*** MATERIAL FOR THIS TASK ***
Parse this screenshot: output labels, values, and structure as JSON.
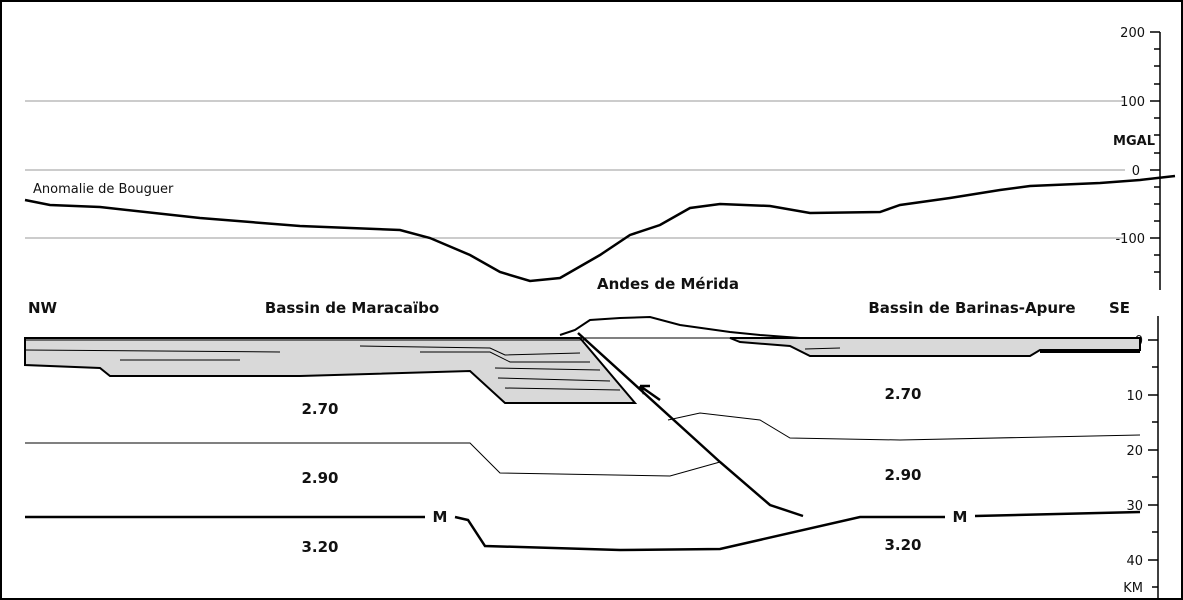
{
  "annotation": "Anomalie de Bouguer",
  "regions": {
    "center": "Andes de Mérida",
    "left": "Bassin de Maracaïbo",
    "right": "Bassin de Barinas-Apure"
  },
  "directions": {
    "left": "NW",
    "right": "SE"
  },
  "gravity_axis": {
    "unit": "MGAL",
    "ticks": [
      200,
      100,
      0,
      -100
    ]
  },
  "depth_axis": {
    "unit": "KM",
    "ticks": [
      0,
      10,
      20,
      30,
      40
    ]
  },
  "densities": {
    "left": [
      "2.70",
      "2.90",
      "3.20"
    ],
    "right": [
      "2.70",
      "2.90",
      "3.20"
    ]
  },
  "moho_labels": [
    "M",
    "M"
  ]
}
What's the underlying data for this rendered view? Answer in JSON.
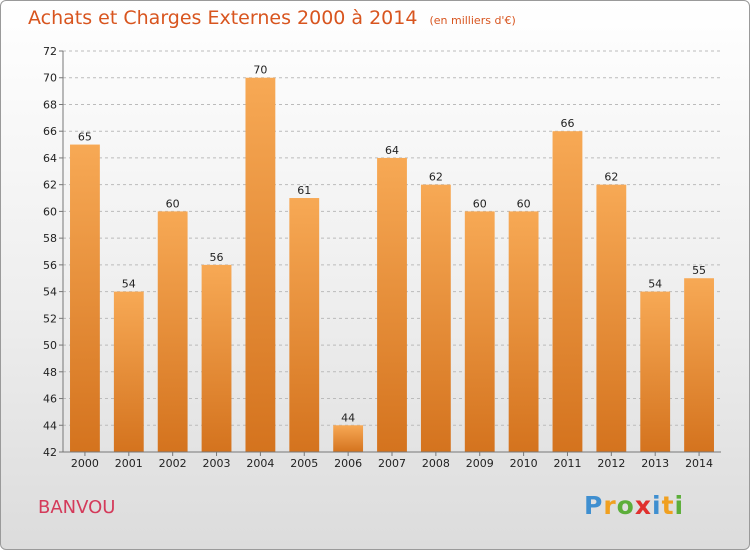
{
  "header": {
    "title": "Achats et Charges Externes 2000 à 2014",
    "subtitle": "(en milliers d'€)"
  },
  "footer": {
    "commune": "BANVOU",
    "brand_letters": [
      "P",
      "r",
      "o",
      "x",
      "i",
      "t",
      "i"
    ],
    "brand_colors": [
      "#3f8fd0",
      "#f0a020",
      "#5cae3a",
      "#e0302e",
      "#3f8fd0",
      "#f0a020",
      "#5cae3a"
    ]
  },
  "colors": {
    "bar_top": "#f7a955",
    "bar_bottom": "#d4731e",
    "grid": "#bbbbbb",
    "axis": "#777777"
  },
  "chart_data": {
    "type": "bar",
    "title": "Achats et Charges Externes 2000 à 2014",
    "subtitle": "(en milliers d'€)",
    "categories": [
      "2000",
      "2001",
      "2002",
      "2003",
      "2004",
      "2005",
      "2006",
      "2007",
      "2008",
      "2009",
      "2010",
      "2011",
      "2012",
      "2013",
      "2014"
    ],
    "values": [
      65,
      54,
      60,
      56,
      70,
      61,
      44,
      64,
      62,
      60,
      60,
      66,
      62,
      54,
      55
    ],
    "ylim": [
      42,
      72
    ],
    "ytick_step": 2,
    "grid": true,
    "data_labels": true
  }
}
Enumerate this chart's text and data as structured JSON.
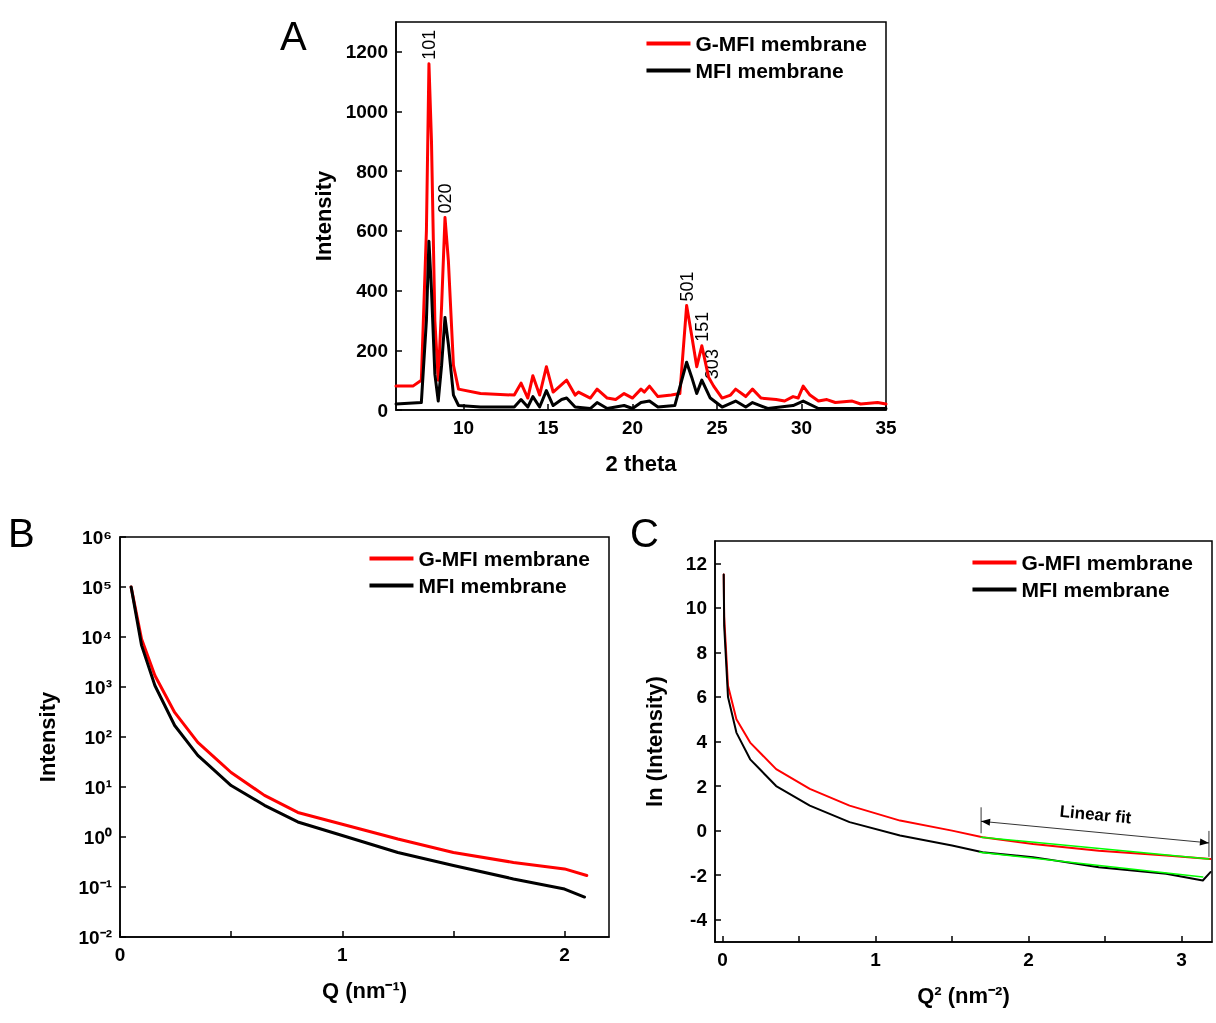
{
  "chart_data": [
    {
      "type": "line",
      "xlabel": "2 theta",
      "ylabel": "Intensity",
      "annotations": [
        "A",
        {
          "text": "101",
          "x": 7.95,
          "y": 1160
        },
        {
          "text": "020",
          "x": 8.9,
          "y": 645
        },
        {
          "text": "501",
          "x": 23.2,
          "y": 350
        },
        {
          "text": "151",
          "x": 24.1,
          "y": 215
        },
        {
          "text": "303",
          "x": 24.7,
          "y": 90
        }
      ],
      "xlim": [
        6,
        35
      ],
      "ylim": [
        0,
        1300
      ],
      "xticks": [
        10,
        15,
        20,
        25,
        30,
        35
      ],
      "yticks": [
        0,
        200,
        400,
        600,
        800,
        1000,
        1200
      ],
      "grid": false,
      "legend": "top right",
      "marker": "none",
      "series": [
        {
          "name": "G-MFI membrane",
          "color": "#ff0000",
          "x": [
            6,
            7,
            7.5,
            7.8,
            7.95,
            8.1,
            8.3,
            8.5,
            8.7,
            8.9,
            9.1,
            9.4,
            9.7,
            11,
            13,
            13.4,
            13.8,
            14.1,
            14.5,
            14.9,
            15.3,
            15.8,
            16.1,
            16.6,
            16.8,
            17.5,
            17.9,
            18.5,
            19,
            19.5,
            20,
            20.5,
            20.7,
            21,
            21.5,
            22.3,
            22.8,
            23.2,
            23.5,
            23.8,
            24.1,
            24.5,
            24.8,
            25.3,
            25.8,
            26.1,
            26.7,
            27.1,
            27.6,
            28.5,
            29,
            29.5,
            29.8,
            30.1,
            30.5,
            31,
            31.5,
            32,
            33,
            33.5,
            34.5,
            35
          ],
          "values": [
            80,
            80,
            100,
            600,
            1160,
            900,
            300,
            100,
            350,
            645,
            500,
            150,
            70,
            55,
            50,
            90,
            40,
            115,
            50,
            145,
            60,
            85,
            100,
            50,
            60,
            40,
            70,
            40,
            35,
            55,
            40,
            70,
            60,
            80,
            45,
            50,
            55,
            350,
            250,
            145,
            215,
            110,
            80,
            40,
            50,
            70,
            45,
            70,
            40,
            35,
            30,
            45,
            40,
            80,
            50,
            30,
            35,
            25,
            30,
            20,
            25,
            20
          ]
        },
        {
          "name": "MFI membrane",
          "color": "#000000",
          "x": [
            6,
            7.5,
            7.8,
            7.95,
            8.1,
            8.3,
            8.5,
            8.7,
            8.9,
            9.1,
            9.4,
            9.7,
            11,
            13,
            13.4,
            13.8,
            14.1,
            14.5,
            14.9,
            15.3,
            15.8,
            16.1,
            16.6,
            17.5,
            17.9,
            18.5,
            19.5,
            20,
            20.5,
            21,
            21.5,
            22.5,
            23.2,
            23.5,
            23.8,
            24.1,
            24.6,
            25.3,
            26.1,
            26.7,
            27.1,
            28,
            29.5,
            30.1,
            31,
            35
          ],
          "values": [
            20,
            25,
            300,
            565,
            400,
            120,
            30,
            150,
            310,
            220,
            50,
            15,
            10,
            10,
            35,
            10,
            45,
            10,
            65,
            15,
            35,
            40,
            10,
            5,
            25,
            5,
            15,
            5,
            25,
            30,
            10,
            15,
            160,
            110,
            55,
            100,
            40,
            10,
            30,
            10,
            25,
            5,
            15,
            30,
            5,
            5
          ]
        }
      ]
    },
    {
      "type": "line",
      "xlabel": "Q (nm⁻¹)",
      "ylabel": "Intensity",
      "annotations": [
        "B"
      ],
      "log": "y",
      "xlim": [
        0,
        2.2
      ],
      "ylim": [
        0.01,
        1000000
      ],
      "xticks": [
        0,
        {
          "value": 0.5,
          "label": null
        },
        1,
        {
          "value": 1.5,
          "label": null
        },
        2
      ],
      "yticks": [
        {
          "value": 0.01,
          "label": "10⁻²"
        },
        {
          "value": 0.1,
          "label": "10⁻¹"
        },
        {
          "value": 1,
          "label": "10⁰"
        },
        {
          "value": 10,
          "label": "10¹"
        },
        {
          "value": 100,
          "label": "10²"
        },
        {
          "value": 1000,
          "label": "10³"
        },
        {
          "value": 10000,
          "label": "10⁴"
        },
        {
          "value": 100000,
          "label": "10⁵"
        },
        {
          "value": 1000000,
          "label": "10⁶"
        }
      ],
      "grid": false,
      "legend": "top right",
      "marker": "none",
      "series": [
        {
          "name": "G-MFI membrane",
          "color": "#ff0000",
          "x": [
            0.05,
            0.097,
            0.157,
            0.246,
            0.35,
            0.5,
            0.65,
            0.8,
            1.0,
            1.25,
            1.5,
            1.77,
            2.0,
            2.1
          ],
          "values": [
            100000,
            9100,
            1700,
            310,
            78,
            19.5,
            6.8,
            3.1,
            1.8,
            0.91,
            0.49,
            0.31,
            0.23,
            0.17
          ]
        },
        {
          "name": "MFI membrane",
          "color": "#000000",
          "x": [
            0.05,
            0.097,
            0.157,
            0.246,
            0.35,
            0.5,
            0.65,
            0.8,
            1.0,
            1.25,
            1.5,
            1.77,
            2.0,
            2.09
          ],
          "values": [
            100000,
            6800,
            1070,
            170,
            43,
            10.7,
            4.3,
            2.0,
            1.07,
            0.49,
            0.27,
            0.145,
            0.091,
            0.063
          ]
        }
      ]
    },
    {
      "type": "line",
      "xlabel": "Q² (nm⁻²)",
      "ylabel": "ln (Intensity)",
      "annotations": [
        "C",
        {
          "text": "Linear fit",
          "x": 2.43,
          "y": -0.78
        }
      ],
      "xlim": [
        -0.05,
        3.2
      ],
      "ylim": [
        -5,
        13
      ],
      "xticks": [
        0,
        {
          "value": 0.5,
          "label": null
        },
        1,
        {
          "value": 1.5,
          "label": null
        },
        2,
        {
          "value": 2.5,
          "label": null
        },
        3
      ],
      "yticks": [
        -4,
        -2,
        0,
        2,
        4,
        6,
        8,
        10,
        12
      ],
      "grid": false,
      "legend": "top right",
      "marker": "none",
      "series": [
        {
          "name": "G-MFI membrane",
          "color": "#ff0000",
          "x": [
            0.007,
            0.01,
            0.035,
            0.09,
            0.18,
            0.35,
            0.57,
            0.83,
            1.16,
            1.5,
            1.7,
            2.03,
            2.46,
            2.9,
            3.19
          ],
          "values": [
            11.5,
            9.6,
            6.5,
            5.0,
            3.95,
            2.76,
            1.87,
            1.12,
            0.45,
            0.0,
            -0.3,
            -0.6,
            -0.9,
            -1.12,
            -1.27
          ]
        },
        {
          "name": "MFI membrane",
          "color": "#000000",
          "x": [
            0.007,
            0.01,
            0.035,
            0.09,
            0.18,
            0.35,
            0.57,
            0.83,
            1.16,
            1.5,
            1.7,
            2.03,
            2.46,
            2.9,
            3.14,
            3.19
          ],
          "values": [
            11.5,
            9.2,
            6.0,
            4.4,
            3.2,
            2.0,
            1.12,
            0.38,
            -0.22,
            -0.67,
            -0.97,
            -1.19,
            -1.64,
            -1.94,
            -2.24,
            -1.86
          ]
        },
        {
          "color": "#00ff00",
          "x": [
            1.69,
            3.18
          ],
          "values": [
            -0.3,
            -1.27
          ]
        },
        {
          "color": "#00ff00",
          "x": [
            1.68,
            3.14
          ],
          "values": [
            -0.97,
            -2.08
          ]
        }
      ]
    }
  ]
}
***
• [SET EXERCISE]: Only a number is wanted: how many lines of the material include the word "left".

• [TASK RESPONSE]: 3